• **EXERCISE AIM**: Quote every line as given.

• **DATASET EXTRACT**:
-.-.-

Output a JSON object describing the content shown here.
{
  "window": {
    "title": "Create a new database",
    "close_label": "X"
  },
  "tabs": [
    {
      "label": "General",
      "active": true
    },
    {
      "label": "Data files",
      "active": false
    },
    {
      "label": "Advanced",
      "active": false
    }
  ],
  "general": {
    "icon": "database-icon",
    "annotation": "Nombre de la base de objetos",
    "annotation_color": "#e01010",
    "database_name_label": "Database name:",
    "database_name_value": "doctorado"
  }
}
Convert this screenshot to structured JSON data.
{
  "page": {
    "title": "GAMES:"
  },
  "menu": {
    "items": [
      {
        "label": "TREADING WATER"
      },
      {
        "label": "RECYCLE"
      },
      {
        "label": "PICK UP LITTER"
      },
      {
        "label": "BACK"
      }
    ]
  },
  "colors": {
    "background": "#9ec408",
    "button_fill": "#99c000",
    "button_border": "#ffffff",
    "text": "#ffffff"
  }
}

-.-.-

• **FULL SOLUTION**:
Output a JSON object describing the content shown here.
{
  "window": {
    "title": "Create a new database",
    "close_label": "X"
  },
  "tabs": [
    {
      "label": "General",
      "active": true
    },
    {
      "label": "Data files",
      "active": false
    },
    {
      "label": "Advanced",
      "active": false
    }
  ],
  "general": {
    "icon": "database-icon",
    "annotation": "Nombre de la base de objetos",
    "annotation_color": "#e01010",
    "database_name_label": "Database name:",
    "database_name_value": "doctorado"
  }
}
Convert this screenshot to structured JSON data.
{
  "page": {
    "title": "GAMES:"
  },
  "menu": {
    "items": [
      {
        "label": "TREADING WATER"
      },
      {
        "label": "RECYCLE"
      },
      {
        "label": "PICK UP LITTER"
      },
      {
        "label": "BACK"
      }
    ]
  },
  "colors": {
    "background": "#9ec408",
    "button_fill": "#99c000",
    "button_border": "#ffffff",
    "text": "#ffffff"
  }
}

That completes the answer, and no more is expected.